§ **Task directions**
Copy out the data below verbatim.

* begin *

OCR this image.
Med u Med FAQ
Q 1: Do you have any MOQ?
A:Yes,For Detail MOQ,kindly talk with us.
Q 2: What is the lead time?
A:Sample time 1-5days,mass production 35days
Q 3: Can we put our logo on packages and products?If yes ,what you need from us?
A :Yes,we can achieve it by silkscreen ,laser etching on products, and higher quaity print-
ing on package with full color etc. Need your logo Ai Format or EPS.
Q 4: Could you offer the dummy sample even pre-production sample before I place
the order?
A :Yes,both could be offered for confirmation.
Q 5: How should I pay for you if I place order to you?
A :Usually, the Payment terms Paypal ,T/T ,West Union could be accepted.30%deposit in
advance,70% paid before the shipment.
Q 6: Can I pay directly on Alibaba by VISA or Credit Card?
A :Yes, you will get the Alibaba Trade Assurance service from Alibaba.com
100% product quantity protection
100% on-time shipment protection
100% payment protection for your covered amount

* end *

§ **Written solution**
OCR this image.
Med u Med FAQ
Q 1: Do you have any MOQ?
A:Yes,For Detail MOQ,kindly talk with us.
Q 2: What is the lead time?
A:Sample time 1-5days,mass production 35days
Q 3: Can we put our logo on packages and products?If yes ,what you need from us?
A :Yes,we can achieve it by silkscreen ,laser etching on products, and higher quaity print-
ing on package with full color etc. Need your logo Ai Format or EPS.
Q 4: Could you offer the dummy sample even pre-production sample before I place
the order?
A :Yes,both could be offered for confirmation.
Q 5: How should I pay for you if I place order to you?
A :Usually, the Payment terms Paypal ,T/T ,West Union could be accepted.30%deposit in
advance,70% paid before the shipment.
Q 6: Can I pay directly on Alibaba by VISA or Credit Card?
A :Yes, you will get the Alibaba Trade Assurance service from Alibaba.com
100% product quantity protection
100% on-time shipment protection
100% payment protection for your covered amount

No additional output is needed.